TEXTE À LIRE
On ne peut nier qu'acheter et vendre soit chose nécessaire, dont on ne peut se passer et dont on peut user en bon chrétien, particulièrement pour les objets qui servent aux besoins et à l'honneur, car les patriarches, eux aussi, ont ainsi vendu et acheté bétail, laine, blé, beurre, fait et autres biens. Ce sont dons de Dieu, qu'il tire de la terre et partage entre les hommes. Mais le commerce avec l'étranger, qui amène de Calicut, des Indes et autres lieux des marchandises comme ces soieries précieuses, ces orfèvreries et ces épices, qui ne servent qu'à la somptuosité et sont sans utilité, et qui pompe l'argent du pays et des gens, ne devrait pas être toléré si nous avions un gouvernement et des princes. Mais de ce, je ne veux présente­ment écrire; car j'estime qu'il faudra bien que finalement cela cesse de soi-même quand nous n'aurons plus d'argent, tout comme la parure et les ripailles : aussi bien ne servirait-il de rien d'écrire et de faire la leçon, tant que nécessité et pauvreté ne nous contraignent [8].

Aux époques de troubles graves dans l'échange social de substance, l'enfouissement de l'argent sous forme de trésor a lieu même au stade développé de la société bourgeoise. Le lien social sous sa forme solide - pour le possesseur de marchandises ce lien est constitué par la marchandise, et la forme adéquate de la marchandise est l'argent - échappe au mouvement social. Le nervus rerum [nerf des choses] social est enterré auprès du corps dont il est le nerf.

RELEVÉ DES ENTRÉES
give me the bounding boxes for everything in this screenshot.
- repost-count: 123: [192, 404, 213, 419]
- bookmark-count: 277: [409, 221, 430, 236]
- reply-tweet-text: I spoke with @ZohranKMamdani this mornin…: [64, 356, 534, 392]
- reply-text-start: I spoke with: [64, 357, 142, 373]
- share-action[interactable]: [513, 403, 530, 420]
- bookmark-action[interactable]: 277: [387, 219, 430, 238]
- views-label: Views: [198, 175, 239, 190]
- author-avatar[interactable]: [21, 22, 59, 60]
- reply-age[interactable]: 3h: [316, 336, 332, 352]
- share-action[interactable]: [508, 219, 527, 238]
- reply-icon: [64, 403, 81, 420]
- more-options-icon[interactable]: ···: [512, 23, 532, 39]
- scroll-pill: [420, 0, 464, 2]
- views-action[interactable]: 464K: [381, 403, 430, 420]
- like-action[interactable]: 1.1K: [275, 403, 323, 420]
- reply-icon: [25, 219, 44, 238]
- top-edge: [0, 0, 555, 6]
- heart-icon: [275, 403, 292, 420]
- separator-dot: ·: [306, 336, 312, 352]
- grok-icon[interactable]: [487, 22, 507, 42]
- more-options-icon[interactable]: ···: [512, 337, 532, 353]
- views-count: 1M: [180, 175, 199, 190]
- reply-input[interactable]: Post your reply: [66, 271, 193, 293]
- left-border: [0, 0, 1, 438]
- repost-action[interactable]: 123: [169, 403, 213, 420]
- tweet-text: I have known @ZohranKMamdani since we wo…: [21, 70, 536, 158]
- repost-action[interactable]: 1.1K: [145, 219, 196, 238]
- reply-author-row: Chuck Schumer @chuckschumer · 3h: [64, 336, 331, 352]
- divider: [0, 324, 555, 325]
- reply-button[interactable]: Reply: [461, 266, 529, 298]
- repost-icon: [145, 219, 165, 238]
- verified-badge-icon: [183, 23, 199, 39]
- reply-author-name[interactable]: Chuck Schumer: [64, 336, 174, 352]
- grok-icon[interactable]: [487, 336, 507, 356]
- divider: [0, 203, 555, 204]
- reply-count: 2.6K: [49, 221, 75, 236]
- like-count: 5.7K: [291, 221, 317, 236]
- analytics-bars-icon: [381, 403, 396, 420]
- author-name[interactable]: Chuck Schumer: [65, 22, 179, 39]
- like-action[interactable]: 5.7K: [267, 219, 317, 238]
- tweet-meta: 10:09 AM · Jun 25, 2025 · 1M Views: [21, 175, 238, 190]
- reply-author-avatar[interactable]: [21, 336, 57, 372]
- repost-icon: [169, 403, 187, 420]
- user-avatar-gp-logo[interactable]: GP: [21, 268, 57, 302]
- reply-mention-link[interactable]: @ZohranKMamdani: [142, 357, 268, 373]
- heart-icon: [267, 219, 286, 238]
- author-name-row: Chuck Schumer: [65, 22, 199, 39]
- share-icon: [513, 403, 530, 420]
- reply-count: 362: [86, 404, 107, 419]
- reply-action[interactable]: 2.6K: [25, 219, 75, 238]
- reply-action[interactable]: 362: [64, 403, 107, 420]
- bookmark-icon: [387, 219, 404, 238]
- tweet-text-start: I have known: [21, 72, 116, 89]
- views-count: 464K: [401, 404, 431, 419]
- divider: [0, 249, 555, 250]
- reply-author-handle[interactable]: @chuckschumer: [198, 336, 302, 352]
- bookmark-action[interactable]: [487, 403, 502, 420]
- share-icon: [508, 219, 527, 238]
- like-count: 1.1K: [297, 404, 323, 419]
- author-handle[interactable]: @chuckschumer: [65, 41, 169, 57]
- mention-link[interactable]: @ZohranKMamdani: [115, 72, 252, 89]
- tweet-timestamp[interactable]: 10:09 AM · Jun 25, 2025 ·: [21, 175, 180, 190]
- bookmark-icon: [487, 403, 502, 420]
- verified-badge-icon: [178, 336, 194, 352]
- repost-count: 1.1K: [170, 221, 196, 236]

TRAVAIL À RÉALISER
A - Restituez mot pour mot le passage du texte à lire commençant par « Aux époques de » et se terminant par « est le nerf. ».
B - Retranscrivez fidèlement les entrées en commençant par la toute première ligne et en terminant par la ligne qui contient « - share-action[interactable]: [513, 403, 530, 420] », celle-ci comprise.

RÉPONSES AUX CONSIGNES
A -
Aux époques de troubles graves dans l'échange social de substance, l'enfouissement de l'argent sous forme de trésor a lieu même au stade développé de la société bourgeoise. Le lien social sous sa forme solide - pour le possesseur de marchandises ce lien est constitué par la marchandise, et la forme adéquate de la marchandise est l'argent - échappe au mouvement social. Le nervus rerum [nerf des choses] social est enterré auprès du corps dont il est le nerf.

B -
give me the bounding boxes for everything in this screenshot.
- repost-count: 123: [192, 404, 213, 419]
- bookmark-count: 277: [409, 221, 430, 236]
- reply-tweet-text: I spoke with @ZohranKMamdani this mornin…: [64, 356, 534, 392]
- reply-text-start: I spoke with: [64, 357, 142, 373]
- share-action[interactable]: [513, 403, 530, 420]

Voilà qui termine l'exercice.